→ **Source records**
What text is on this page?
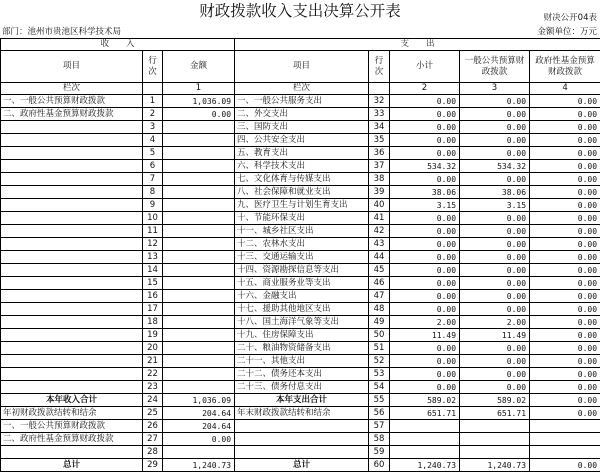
财政拨款收入支出决算公开表	财决公开04表
部门：池州市贵池区科学技术局	金额单位：万元
收　　入			支　　出				
项目	行次	金额	项目	行次	小计	一般公共预算财政拨款	政府性基金预算财政拨款
栏次		1	栏次		2	3	4
一、一般公共预算财政拨款	1	1,036.09	一、一般公共服务支出	32	0.00	0.00	0.00
二、政府性基金预算财政拨款	2	0.00	二、外交支出	33	0.00	0.00	0.00
	3		三、国防支出	34	0.00	0.00	0.00
	4		四、公共安全支出	35	0.00	0.00	0.00
	5		五、教育支出	36	0.00	0.00	0.00
	6		六、科学技术支出	37	534.32	534.32	0.00
	7		七、文化体育与传媒支出	38	0.00	0.00	0.00
	8		八、社会保障和就业支出	39	38.06	38.06	0.00
	9		九、医疗卫生与计划生育支出	40	3.15	3.15	0.00
	10		十、节能环保支出	41	0.00	0.00	0.00
	11		十一、城乡社区支出	42	0.00	0.00	0.00
	12		十二、农林水支出	43	0.00	0.00	0.00
	13		十三、交通运输支出	44	0.00	0.00	0.00
	14		十四、资源勘探信息等支出	45	0.00	0.00	0.00
	15		十五、商业服务业等支出	46	0.00	0.00	0.00
	16		十六、金融支出	47	0.00	0.00	0.00
	17		十七、援助其他地区支出	48	0.00	0.00	0.00
	18		十八、国土海洋气象等支出	49	2.00	2.00	0.00
	19		十九、住房保障支出	50	11.49	11.49	0.00
	20		二十、粮油物资储备支出	51	0.00	0.00	0.00
	21		二十一、其他支出	52	0.00	0.00	0.00
	22		二十二、债务还本支出	53	0.00	0.00	0.00
	23		二十三、债务付息支出	54	0.00	0.00	0.00
本年收入合计	24	1,036.09	本年支出合计	55	589.02	589.02	0.00
年初财政拨款结转和结余	25	204.64	年末财政拨款结转和结余	56	651.71	651.71	0.00
一、一般公共预算财政拨款	26	204.64		57			
二、政府性基金预算财政拨款	27	0.00		58			
	28			59			
总计	29	1,240.73	总计	60	1,240.73	1,240.73	0.00
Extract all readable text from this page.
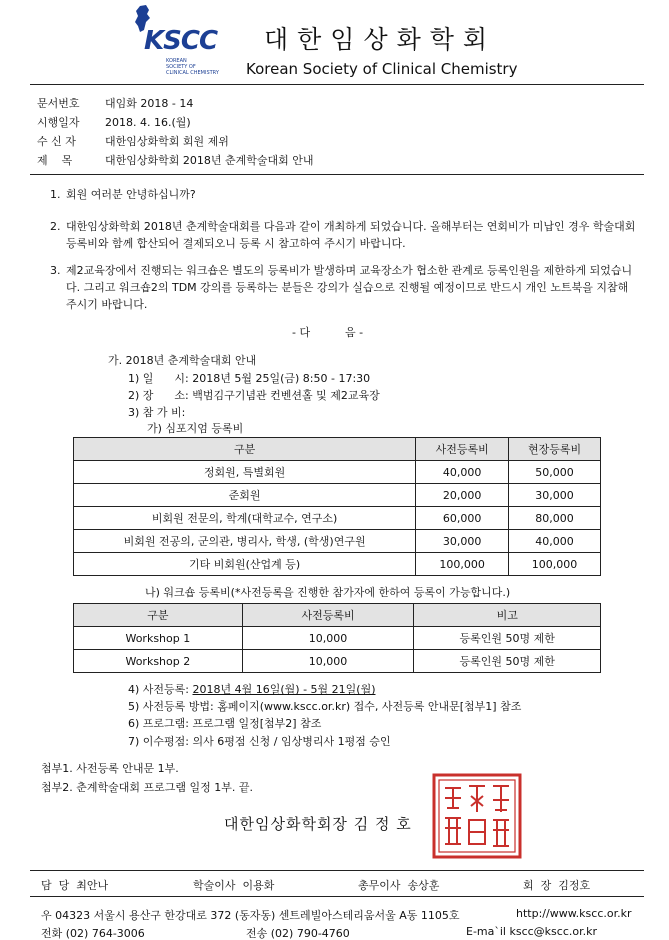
KSCC
KOREAN
SOCIETY OF
CLINICAL CHEMISTRY
대한임상화학회
Korean Society of Clinical Chemistry
문서번호	대임화 2018 - 14
시행일자	2018. 4. 16.(월)
수 신 자	대한임상화학회 회원 제위
제    목	대한임상화학회 2018년 춘계학술대회 안내
1. 회원 여러분 안녕하십니까?
2. 대한임상화학회 2018년 춘계학술대회를 다음과 같이 개최하게 되었습니다. 올해부터는 연회비가 미납인 경우 학술대회 등록비와 함께 합산되어 결제되오니 등록 시 참고하여 주시기 바랍니다.
3. 제2교육장에서 진행되는 워크숍은 별도의 등록비가 발생하며 교육장소가 협소한 관계로 등록인원을 제한하게 되었습니다. 그리고 워크숍2의 TDM 강의를 등록하는 분들은 강의가 실습으로 진행될 예정이므로 반드시 개인 노트북을 지참해 주시기 바랍니다.
- 다          음 -
가. 2018년 춘계학술대회 안내
1) 일      시: 2018년 5월 25일(금) 8:50 - 17:30
2) 장      소: 백범김구기념관 컨벤션홀 및 제2교육장
3) 참 가 비:
가) 심포지엄 등록비
구분	사전등록비	현장등록비
정회원, 특별회원	40,000	50,000
준회원	20,000	30,000
비회원 전문의, 학계(대학교수, 연구소)	60,000	80,000
비회원 전공의, 군의관, 병리사, 학생, (학생)연구원	30,000	40,000
기타 비회원(산업계 등)	100,000	100,000
나) 워크숍 등록비(*사전등록을 진행한 참가자에 한하여 등록이 가능합니다.)
구분	사전등록비	비고
Workshop 1	10,000	등록인원 50명 제한
Workshop 2	10,000	등록인원 50명 제한
4) 사전등록: 2018년 4월 16일(월) - 5월 21일(월)
5) 사전등록 방법: 홈페이지(www.kscc.or.kr) 접수, 사전등록 안내문[첨부1] 참조
6) 프로그램: 프로그램 일정[첨부2] 참조
7) 이수평점: 의사 6평점 신청 / 임상병리사 1평점 승인
첨부1. 사전등록 안내문 1부.
첨부2. 춘계학술대회 프로그램 일정 1부. 끝.
대한임상화학회장 김 정 호
담  당  최안나	학술이사  이용화	총무이사  송상훈	회  장  김정호
우 04323 서울시 용산구 한강대로 372 (동자동) 센트레빌아스테리움서울 A동 1105호	http://www.kscc.or.kr
전화 (02) 764-3006	전송 (02) 790-4760	E-ma`il kscc@kscc.or.kr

→ **To be done**
Reproduce the whole listing exactly, but not the images in it.

→ **Task solution**
What text is on this page?
财政拨款收入支出决算公开表	财决公开04表
部门：池州市贵池区科学技术局	金额单位：万元
收　　入			支　　出				
项目	行次	金额	项目	行次	小计	一般公共预算财政拨款	政府性基金预算财政拨款
栏次		1	栏次		2	3	4
一、一般公共预算财政拨款	1	1,036.09	一、一般公共服务支出	32	0.00	0.00	0.00
二、政府性基金预算财政拨款	2	0.00	二、外交支出	33	0.00	0.00	0.00
	3		三、国防支出	34	0.00	0.00	0.00
	4		四、公共安全支出	35	0.00	0.00	0.00
	5		五、教育支出	36	0.00	0.00	0.00
	6		六、科学技术支出	37	534.32	534.32	0.00
	7		七、文化体育与传媒支出	38	0.00	0.00	0.00
	8		八、社会保障和就业支出	39	38.06	38.06	0.00
	9		九、医疗卫生与计划生育支出	40	3.15	3.15	0.00
	10		十、节能环保支出	41	0.00	0.00	0.00
	11		十一、城乡社区支出	42	0.00	0.00	0.00
	12		十二、农林水支出	43	0.00	0.00	0.00
	13		十三、交通运输支出	44	0.00	0.00	0.00
	14		十四、资源勘探信息等支出	45	0.00	0.00	0.00
	15		十五、商业服务业等支出	46	0.00	0.00	0.00
	16		十六、金融支出	47	0.00	0.00	0.00
	17		十七、援助其他地区支出	48	0.00	0.00	0.00
	18		十八、国土海洋气象等支出	49	2.00	2.00	0.00
	19		十九、住房保障支出	50	11.49	11.49	0.00
	20		二十、粮油物资储备支出	51	0.00	0.00	0.00
	21		二十一、其他支出	52	0.00	0.00	0.00
	22		二十二、债务还本支出	53	0.00	0.00	0.00
	23		二十三、债务付息支出	54	0.00	0.00	0.00
本年收入合计	24	1,036.09	本年支出合计	55	589.02	589.02	0.00
年初财政拨款结转和结余	25	204.64	年末财政拨款结转和结余	56	651.71	651.71	0.00
一、一般公共预算财政拨款	26	204.64		57			
二、政府性基金预算财政拨款	27	0.00		58			
	28			59			
总计	29	1,240.73	总计	60	1,240.73	1,240.73	0.00
Extract all readable text from this page.
KSCC
KOREAN
SOCIETY OF
CLINICAL CHEMISTRY
대한임상화학회
Korean Society of Clinical Chemistry
문서번호	대임화 2018 - 14
시행일자	2018. 4. 16.(월)
수 신 자	대한임상화학회 회원 제위
제    목	대한임상화학회 2018년 춘계학술대회 안내
1. 회원 여러분 안녕하십니까?
2. 대한임상화학회 2018년 춘계학술대회를 다음과 같이 개최하게 되었습니다. 올해부터는 연회비가 미납인 경우 학술대회 등록비와 함께 합산되어 결제되오니 등록 시 참고하여 주시기 바랍니다.
3. 제2교육장에서 진행되는 워크숍은 별도의 등록비가 발생하며 교육장소가 협소한 관계로 등록인원을 제한하게 되었습니다. 그리고 워크숍2의 TDM 강의를 등록하는 분들은 강의가 실습으로 진행될 예정이므로 반드시 개인 노트북을 지참해 주시기 바랍니다.
- 다          음 -
가. 2018년 춘계학술대회 안내
1) 일      시: 2018년 5월 25일(금) 8:50 - 17:30
2) 장      소: 백범김구기념관 컨벤션홀 및 제2교육장
3) 참 가 비:
가) 심포지엄 등록비
구분	사전등록비	현장등록비
정회원, 특별회원	40,000	50,000
준회원	20,000	30,000
비회원 전문의, 학계(대학교수, 연구소)	60,000	80,000
비회원 전공의, 군의관, 병리사, 학생, (학생)연구원	30,000	40,000
기타 비회원(산업계 등)	100,000	100,000
나) 워크숍 등록비(*사전등록을 진행한 참가자에 한하여 등록이 가능합니다.)
구분	사전등록비	비고
Workshop 1	10,000	등록인원 50명 제한
Workshop 2	10,000	등록인원 50명 제한
4) 사전등록: 2018년 4월 16일(월) - 5월 21일(월)
5) 사전등록 방법: 홈페이지(www.kscc.or.kr) 접수, 사전등록 안내문[첨부1] 참조
6) 프로그램: 프로그램 일정[첨부2] 참조
7) 이수평점: 의사 6평점 신청 / 임상병리사 1평점 승인
첨부1. 사전등록 안내문 1부.
첨부2. 춘계학술대회 프로그램 일정 1부. 끝.
대한임상화학회장 김 정 호
담  당  최안나	학술이사  이용화	총무이사  송상훈	회  장  김정호
우 04323 서울시 용산구 한강대로 372 (동자동) 센트레빌아스테리움서울 A동 1105호	http://www.kscc.or.kr
전화 (02) 764-3006	전송 (02) 790-4760	E-ma`il kscc@kscc.or.kr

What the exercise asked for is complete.